**GOAL:** The records below need retyping in full; give them again exactly.

**DATA EXTRACT:**
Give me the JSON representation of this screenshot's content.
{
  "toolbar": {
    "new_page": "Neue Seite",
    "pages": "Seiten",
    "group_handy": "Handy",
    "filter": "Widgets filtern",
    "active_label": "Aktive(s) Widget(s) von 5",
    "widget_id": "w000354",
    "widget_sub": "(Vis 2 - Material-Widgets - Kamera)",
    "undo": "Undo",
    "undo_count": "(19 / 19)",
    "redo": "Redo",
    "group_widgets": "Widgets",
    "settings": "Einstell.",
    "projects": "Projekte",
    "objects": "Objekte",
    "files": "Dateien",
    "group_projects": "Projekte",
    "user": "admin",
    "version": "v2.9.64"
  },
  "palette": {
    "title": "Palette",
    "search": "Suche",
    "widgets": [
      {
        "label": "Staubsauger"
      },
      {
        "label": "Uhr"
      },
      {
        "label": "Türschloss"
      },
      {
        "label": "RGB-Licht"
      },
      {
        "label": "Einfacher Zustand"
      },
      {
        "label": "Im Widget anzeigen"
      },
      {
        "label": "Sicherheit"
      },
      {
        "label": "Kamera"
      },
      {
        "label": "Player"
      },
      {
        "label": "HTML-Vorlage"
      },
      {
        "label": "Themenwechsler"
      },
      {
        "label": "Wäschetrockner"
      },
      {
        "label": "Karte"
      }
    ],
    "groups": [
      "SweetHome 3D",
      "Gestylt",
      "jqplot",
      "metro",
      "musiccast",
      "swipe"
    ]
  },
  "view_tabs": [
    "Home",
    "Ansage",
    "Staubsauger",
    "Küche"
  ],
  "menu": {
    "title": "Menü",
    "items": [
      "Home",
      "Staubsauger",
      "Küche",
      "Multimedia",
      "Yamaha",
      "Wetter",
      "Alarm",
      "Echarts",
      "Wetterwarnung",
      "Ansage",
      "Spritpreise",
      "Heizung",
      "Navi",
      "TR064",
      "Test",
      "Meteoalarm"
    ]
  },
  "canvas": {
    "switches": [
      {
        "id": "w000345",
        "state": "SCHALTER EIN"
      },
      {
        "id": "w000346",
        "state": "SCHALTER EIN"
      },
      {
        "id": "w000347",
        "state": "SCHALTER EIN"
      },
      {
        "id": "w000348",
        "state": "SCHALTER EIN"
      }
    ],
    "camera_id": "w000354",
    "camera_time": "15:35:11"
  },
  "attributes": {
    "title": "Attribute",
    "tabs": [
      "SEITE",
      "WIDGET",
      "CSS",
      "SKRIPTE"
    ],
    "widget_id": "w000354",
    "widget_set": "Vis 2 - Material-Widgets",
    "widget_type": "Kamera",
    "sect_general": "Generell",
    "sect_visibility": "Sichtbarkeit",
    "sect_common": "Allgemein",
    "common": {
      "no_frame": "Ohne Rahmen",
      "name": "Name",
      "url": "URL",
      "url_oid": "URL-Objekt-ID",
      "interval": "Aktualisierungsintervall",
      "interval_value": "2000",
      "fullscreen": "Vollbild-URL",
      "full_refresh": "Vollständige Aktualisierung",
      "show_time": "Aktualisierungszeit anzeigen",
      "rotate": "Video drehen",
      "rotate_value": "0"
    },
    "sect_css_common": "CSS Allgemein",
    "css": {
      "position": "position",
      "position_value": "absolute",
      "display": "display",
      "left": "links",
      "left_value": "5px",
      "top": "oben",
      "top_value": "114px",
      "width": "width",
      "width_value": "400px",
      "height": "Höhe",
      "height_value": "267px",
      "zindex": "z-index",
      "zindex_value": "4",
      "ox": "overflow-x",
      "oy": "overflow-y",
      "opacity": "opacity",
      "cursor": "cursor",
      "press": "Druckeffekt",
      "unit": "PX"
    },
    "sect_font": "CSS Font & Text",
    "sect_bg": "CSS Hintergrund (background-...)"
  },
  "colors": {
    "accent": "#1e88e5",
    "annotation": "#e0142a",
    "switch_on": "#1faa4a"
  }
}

**RESULT OF THIS EXERCISE:**
Give me the JSON representation of this screenshot's content.
{
  "toolbar": {
    "new_page": "Neue Seite",
    "pages": "Seiten",
    "group_handy": "Handy",
    "filter": "Widgets filtern",
    "active_label": "Aktive(s) Widget(s) von 5",
    "widget_id": "w000354",
    "widget_sub": "(Vis 2 - Material-Widgets - Kamera)",
    "undo": "Undo",
    "undo_count": "(19 / 19)",
    "redo": "Redo",
    "group_widgets": "Widgets",
    "settings": "Einstell.",
    "projects": "Projekte",
    "objects": "Objekte",
    "files": "Dateien",
    "group_projects": "Projekte",
    "user": "admin",
    "version": "v2.9.64"
  },
  "palette": {
    "title": "Palette",
    "search": "Suche",
    "widgets": [
      {
        "label": "Staubsauger"
      },
      {
        "label": "Uhr"
      },
      {
        "label": "Türschloss"
      },
      {
        "label": "RGB-Licht"
      },
      {
        "label": "Einfacher Zustand"
      },
      {
        "label": "Im Widget anzeigen"
      },
      {
        "label": "Sicherheit"
      },
      {
        "label": "Kamera"
      },
      {
        "label": "Player"
      },
      {
        "label": "HTML-Vorlage"
      },
      {
        "label": "Themenwechsler"
      },
      {
        "label": "Wäschetrockner"
      },
      {
        "label": "Karte"
      }
    ],
    "groups": [
      "SweetHome 3D",
      "Gestylt",
      "jqplot",
      "metro",
      "musiccast",
      "swipe"
    ]
  },
  "view_tabs": [
    "Home",
    "Ansage",
    "Staubsauger",
    "Küche"
  ],
  "menu": {
    "title": "Menü",
    "items": [
      "Home",
      "Staubsauger",
      "Küche",
      "Multimedia",
      "Yamaha",
      "Wetter",
      "Alarm",
      "Echarts",
      "Wetterwarnung",
      "Ansage",
      "Spritpreise",
      "Heizung",
      "Navi",
      "TR064",
      "Test",
      "Meteoalarm"
    ]
  },
  "canvas": {
    "switches": [
      {
        "id": "w000345",
        "state": "SCHALTER EIN"
      },
      {
        "id": "w000346",
        "state": "SCHALTER EIN"
      },
      {
        "id": "w000347",
        "state": "SCHALTER EIN"
      },
      {
        "id": "w000348",
        "state": "SCHALTER EIN"
      }
    ],
    "camera_id": "w000354",
    "camera_time": "15:35:11"
  },
  "attributes": {
    "title": "Attribute",
    "tabs": [
      "SEITE",
      "WIDGET",
      "CSS",
      "SKRIPTE"
    ],
    "widget_id": "w000354",
    "widget_set": "Vis 2 - Material-Widgets",
    "widget_type": "Kamera",
    "sect_general": "Generell",
    "sect_visibility": "Sichtbarkeit",
    "sect_common": "Allgemein",
    "common": {
      "no_frame": "Ohne Rahmen",
      "name": "Name",
      "url": "URL",
      "url_oid": "URL-Objekt-ID",
      "interval": "Aktualisierungsintervall",
      "interval_value": "2000",
      "fullscreen": "Vollbild-URL",
      "full_refresh": "Vollständige Aktualisierung",
      "show_time": "Aktualisierungszeit anzeigen",
      "rotate": "Video drehen",
      "rotate_value": "0"
    },
    "sect_css_common": "CSS Allgemein",
    "css": {
      "position": "position",
      "position_value": "absolute",
      "display": "display",
      "left": "links",
      "left_value": "5px",
      "top": "oben",
      "top_value": "114px",
      "width": "width",
      "width_value": "400px",
      "height": "Höhe",
      "height_value": "267px",
      "zindex": "z-index",
      "zindex_value": "4",
      "ox": "overflow-x",
      "oy": "overflow-y",
      "opacity": "opacity",
      "cursor": "cursor",
      "press": "Druckeffekt",
      "unit": "PX"
    },
    "sect_font": "CSS Font & Text",
    "sect_bg": "CSS Hintergrund (background-...)"
  },
  "colors": {
    "accent": "#1e88e5",
    "annotation": "#e0142a",
    "switch_on": "#1faa4a"
  }
}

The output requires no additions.